— Begin —

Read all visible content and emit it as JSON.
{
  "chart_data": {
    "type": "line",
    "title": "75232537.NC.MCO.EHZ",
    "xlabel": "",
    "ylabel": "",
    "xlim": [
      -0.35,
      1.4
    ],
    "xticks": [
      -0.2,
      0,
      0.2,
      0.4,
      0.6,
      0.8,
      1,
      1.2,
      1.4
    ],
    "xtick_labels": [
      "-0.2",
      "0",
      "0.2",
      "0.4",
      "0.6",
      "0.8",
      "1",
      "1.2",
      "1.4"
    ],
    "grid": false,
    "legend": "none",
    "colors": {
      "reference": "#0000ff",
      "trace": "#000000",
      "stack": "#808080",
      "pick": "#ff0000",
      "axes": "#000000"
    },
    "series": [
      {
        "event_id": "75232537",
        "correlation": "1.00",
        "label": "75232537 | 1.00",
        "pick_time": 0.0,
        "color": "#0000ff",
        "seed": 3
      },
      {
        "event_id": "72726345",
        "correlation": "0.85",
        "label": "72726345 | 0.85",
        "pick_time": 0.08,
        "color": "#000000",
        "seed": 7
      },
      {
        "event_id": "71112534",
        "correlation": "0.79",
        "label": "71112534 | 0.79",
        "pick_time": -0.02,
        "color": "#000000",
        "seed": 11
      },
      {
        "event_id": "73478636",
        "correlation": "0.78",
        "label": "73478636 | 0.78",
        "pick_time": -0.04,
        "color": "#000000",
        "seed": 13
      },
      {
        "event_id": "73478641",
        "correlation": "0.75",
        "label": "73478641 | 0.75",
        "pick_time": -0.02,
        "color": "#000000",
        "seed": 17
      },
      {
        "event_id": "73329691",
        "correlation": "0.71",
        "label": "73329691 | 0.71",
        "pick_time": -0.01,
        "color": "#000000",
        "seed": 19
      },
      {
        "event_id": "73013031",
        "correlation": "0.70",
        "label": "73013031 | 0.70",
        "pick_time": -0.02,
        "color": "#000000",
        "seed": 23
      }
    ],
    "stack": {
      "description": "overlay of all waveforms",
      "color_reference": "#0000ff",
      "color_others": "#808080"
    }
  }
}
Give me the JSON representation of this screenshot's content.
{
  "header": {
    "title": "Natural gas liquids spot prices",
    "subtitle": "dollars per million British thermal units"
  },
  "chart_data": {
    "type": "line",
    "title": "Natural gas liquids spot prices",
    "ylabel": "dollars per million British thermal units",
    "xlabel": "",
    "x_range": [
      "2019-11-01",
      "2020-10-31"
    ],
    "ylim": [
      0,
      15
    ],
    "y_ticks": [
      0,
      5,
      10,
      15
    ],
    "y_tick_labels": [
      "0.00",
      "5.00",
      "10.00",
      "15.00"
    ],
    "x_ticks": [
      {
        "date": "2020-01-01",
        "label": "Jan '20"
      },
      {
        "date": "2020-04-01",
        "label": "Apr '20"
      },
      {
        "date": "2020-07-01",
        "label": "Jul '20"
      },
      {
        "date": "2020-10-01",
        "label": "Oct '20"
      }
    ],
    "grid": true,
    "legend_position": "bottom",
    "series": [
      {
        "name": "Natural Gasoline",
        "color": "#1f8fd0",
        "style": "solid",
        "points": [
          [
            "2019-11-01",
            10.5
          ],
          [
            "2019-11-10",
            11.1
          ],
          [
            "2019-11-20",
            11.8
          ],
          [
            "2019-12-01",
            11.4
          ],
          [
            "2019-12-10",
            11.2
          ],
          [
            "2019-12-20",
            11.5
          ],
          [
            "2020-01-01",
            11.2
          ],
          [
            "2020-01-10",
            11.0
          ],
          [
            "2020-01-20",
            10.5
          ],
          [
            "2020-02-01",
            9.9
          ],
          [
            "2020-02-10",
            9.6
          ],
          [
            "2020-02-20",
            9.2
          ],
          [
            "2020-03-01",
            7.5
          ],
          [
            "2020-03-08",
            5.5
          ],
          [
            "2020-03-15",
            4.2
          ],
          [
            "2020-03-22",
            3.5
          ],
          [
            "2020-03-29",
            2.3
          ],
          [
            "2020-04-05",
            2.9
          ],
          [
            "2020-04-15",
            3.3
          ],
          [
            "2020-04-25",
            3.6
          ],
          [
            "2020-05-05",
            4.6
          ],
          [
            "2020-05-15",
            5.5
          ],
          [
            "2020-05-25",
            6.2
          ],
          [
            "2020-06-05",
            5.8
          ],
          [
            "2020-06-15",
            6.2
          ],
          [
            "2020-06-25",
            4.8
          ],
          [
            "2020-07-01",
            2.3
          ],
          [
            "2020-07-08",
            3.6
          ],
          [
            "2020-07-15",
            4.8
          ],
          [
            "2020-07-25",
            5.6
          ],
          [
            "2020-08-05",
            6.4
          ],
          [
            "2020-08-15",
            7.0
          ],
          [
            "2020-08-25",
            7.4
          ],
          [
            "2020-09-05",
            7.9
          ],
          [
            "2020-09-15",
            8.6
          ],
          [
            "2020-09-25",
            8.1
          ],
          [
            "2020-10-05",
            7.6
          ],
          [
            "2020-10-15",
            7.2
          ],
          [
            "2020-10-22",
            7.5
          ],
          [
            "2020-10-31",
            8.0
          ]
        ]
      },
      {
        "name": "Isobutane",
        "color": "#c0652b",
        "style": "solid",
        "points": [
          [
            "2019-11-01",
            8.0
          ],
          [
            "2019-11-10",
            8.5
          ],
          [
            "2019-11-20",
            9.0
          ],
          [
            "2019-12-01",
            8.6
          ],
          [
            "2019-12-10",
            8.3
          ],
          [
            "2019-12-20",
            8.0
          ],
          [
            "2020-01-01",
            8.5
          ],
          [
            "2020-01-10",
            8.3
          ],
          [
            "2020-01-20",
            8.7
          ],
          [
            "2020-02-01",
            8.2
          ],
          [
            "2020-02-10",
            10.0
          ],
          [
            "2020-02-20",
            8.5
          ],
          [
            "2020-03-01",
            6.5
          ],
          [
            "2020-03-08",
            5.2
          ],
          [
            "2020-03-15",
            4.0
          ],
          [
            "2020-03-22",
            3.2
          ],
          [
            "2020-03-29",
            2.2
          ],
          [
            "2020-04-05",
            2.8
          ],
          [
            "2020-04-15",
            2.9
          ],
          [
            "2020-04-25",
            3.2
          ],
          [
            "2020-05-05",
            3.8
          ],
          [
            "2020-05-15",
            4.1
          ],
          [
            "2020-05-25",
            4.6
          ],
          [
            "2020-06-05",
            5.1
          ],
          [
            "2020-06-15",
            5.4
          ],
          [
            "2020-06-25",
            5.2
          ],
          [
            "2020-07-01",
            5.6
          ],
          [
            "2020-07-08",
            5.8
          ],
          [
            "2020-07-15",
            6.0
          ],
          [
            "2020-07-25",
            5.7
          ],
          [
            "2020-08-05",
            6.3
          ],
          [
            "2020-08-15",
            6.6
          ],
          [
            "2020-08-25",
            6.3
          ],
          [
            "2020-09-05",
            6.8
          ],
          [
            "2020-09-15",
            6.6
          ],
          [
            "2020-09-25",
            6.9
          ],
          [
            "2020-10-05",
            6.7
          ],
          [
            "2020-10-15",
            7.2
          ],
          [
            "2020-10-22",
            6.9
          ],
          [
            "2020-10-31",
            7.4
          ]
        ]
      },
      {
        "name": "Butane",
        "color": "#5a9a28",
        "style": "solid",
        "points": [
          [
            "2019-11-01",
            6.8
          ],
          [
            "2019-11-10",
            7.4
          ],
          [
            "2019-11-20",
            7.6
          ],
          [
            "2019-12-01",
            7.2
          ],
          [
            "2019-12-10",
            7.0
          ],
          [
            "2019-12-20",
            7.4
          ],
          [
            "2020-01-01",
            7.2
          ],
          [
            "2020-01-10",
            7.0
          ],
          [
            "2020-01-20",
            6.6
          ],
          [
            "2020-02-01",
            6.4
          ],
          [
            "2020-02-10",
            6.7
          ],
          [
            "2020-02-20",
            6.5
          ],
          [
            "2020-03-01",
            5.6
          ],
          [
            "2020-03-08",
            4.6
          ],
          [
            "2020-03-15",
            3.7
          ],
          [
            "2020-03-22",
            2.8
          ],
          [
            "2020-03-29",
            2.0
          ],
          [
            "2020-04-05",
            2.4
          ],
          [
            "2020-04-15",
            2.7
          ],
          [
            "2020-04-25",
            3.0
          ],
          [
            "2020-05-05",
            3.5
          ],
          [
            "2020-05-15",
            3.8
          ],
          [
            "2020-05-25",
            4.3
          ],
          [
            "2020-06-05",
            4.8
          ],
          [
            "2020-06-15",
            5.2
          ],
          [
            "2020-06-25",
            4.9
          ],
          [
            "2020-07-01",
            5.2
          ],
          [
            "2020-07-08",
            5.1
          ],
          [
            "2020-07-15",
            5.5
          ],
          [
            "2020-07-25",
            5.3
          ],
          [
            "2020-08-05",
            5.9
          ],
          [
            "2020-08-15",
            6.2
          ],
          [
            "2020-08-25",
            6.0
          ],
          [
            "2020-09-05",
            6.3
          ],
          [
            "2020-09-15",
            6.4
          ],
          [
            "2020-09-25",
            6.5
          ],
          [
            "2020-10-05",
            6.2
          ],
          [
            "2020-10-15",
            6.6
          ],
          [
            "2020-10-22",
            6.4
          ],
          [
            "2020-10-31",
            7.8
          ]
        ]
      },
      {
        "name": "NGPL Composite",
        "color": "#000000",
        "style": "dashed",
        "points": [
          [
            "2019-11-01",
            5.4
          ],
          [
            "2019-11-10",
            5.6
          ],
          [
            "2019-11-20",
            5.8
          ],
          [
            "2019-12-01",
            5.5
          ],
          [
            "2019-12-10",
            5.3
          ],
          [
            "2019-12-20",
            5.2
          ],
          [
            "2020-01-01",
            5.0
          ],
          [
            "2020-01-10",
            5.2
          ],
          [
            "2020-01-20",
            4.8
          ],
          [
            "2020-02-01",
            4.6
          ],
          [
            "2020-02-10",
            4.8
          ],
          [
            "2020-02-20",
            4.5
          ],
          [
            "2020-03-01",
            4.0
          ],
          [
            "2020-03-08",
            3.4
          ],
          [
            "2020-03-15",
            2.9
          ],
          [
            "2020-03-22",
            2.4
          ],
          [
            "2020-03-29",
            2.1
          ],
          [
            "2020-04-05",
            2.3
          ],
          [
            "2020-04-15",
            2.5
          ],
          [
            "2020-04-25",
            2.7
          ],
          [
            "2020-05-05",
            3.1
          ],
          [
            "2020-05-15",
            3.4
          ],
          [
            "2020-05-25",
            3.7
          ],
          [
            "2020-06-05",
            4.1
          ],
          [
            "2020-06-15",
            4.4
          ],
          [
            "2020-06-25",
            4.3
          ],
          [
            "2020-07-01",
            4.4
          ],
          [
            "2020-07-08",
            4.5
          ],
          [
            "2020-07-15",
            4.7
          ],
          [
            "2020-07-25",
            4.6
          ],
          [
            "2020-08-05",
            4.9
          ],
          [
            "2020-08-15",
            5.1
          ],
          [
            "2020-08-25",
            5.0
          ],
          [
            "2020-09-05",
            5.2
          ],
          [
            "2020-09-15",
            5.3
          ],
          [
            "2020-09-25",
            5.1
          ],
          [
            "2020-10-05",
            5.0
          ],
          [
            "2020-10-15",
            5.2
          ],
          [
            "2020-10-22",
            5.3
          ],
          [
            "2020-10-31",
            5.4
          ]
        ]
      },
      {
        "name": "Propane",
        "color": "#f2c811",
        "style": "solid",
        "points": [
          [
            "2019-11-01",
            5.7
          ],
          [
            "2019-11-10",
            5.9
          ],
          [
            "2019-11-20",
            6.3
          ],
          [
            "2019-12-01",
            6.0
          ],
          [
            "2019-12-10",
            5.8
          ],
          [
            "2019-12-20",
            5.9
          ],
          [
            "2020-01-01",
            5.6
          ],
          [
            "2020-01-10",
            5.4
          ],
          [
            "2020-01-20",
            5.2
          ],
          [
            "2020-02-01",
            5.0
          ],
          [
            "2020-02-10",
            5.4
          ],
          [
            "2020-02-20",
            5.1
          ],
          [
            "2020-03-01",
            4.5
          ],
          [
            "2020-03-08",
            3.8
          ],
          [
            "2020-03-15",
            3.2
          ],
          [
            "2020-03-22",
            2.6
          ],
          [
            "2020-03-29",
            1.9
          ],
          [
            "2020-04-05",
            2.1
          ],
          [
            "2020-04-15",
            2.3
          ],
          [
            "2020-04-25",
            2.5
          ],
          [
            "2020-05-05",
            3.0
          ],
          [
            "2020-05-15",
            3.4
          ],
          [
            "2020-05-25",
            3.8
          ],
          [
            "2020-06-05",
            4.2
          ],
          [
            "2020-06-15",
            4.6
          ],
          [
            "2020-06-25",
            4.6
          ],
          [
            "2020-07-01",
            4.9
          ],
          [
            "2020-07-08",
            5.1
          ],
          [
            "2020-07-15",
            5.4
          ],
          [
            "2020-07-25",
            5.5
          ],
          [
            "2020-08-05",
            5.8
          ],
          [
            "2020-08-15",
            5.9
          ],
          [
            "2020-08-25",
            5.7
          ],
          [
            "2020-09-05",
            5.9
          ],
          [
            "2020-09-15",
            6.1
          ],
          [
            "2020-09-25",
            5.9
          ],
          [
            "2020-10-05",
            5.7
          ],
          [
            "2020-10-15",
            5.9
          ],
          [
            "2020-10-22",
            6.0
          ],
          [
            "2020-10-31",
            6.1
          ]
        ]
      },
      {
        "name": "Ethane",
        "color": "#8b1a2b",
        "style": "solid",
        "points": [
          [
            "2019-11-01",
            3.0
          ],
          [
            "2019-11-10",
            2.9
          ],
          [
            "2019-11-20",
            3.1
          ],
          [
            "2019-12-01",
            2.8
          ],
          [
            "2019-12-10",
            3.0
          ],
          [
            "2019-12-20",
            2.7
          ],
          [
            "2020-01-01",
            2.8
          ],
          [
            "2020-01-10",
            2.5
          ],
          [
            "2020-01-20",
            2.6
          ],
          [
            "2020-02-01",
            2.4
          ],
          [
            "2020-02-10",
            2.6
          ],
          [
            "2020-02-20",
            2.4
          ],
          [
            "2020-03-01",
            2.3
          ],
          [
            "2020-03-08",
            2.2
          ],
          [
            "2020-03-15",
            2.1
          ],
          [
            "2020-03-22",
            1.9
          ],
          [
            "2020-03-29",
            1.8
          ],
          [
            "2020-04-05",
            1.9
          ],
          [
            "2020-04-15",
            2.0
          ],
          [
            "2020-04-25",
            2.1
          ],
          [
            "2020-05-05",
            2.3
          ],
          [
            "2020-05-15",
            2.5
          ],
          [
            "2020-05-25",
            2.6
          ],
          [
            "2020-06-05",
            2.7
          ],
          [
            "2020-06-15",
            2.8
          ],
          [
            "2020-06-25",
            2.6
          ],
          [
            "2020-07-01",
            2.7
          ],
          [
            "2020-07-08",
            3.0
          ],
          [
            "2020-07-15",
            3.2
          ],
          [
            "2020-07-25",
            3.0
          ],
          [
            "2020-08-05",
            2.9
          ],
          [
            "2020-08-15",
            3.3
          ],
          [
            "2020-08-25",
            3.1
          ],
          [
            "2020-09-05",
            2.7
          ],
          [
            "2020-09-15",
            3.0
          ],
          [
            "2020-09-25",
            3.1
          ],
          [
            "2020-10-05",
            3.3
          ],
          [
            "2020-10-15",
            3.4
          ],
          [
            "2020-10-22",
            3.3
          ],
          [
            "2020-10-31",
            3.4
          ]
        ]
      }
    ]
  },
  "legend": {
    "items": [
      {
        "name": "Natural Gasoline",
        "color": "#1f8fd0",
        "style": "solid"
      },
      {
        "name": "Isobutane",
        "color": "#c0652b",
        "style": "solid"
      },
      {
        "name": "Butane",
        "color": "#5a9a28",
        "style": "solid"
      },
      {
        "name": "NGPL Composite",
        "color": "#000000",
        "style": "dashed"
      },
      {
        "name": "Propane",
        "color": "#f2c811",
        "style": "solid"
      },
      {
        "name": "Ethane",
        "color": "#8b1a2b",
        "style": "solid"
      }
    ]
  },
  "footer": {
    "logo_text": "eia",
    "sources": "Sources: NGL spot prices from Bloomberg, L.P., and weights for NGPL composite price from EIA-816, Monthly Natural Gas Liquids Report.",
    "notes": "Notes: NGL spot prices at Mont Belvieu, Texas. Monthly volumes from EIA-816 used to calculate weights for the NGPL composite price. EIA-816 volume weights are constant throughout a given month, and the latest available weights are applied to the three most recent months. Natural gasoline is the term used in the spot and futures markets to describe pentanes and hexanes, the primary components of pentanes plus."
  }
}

— End —

- DIRECTIONS:
Give only the number of lines in the preceding material that contain the string "content".

- RIGHT ANSWER:
2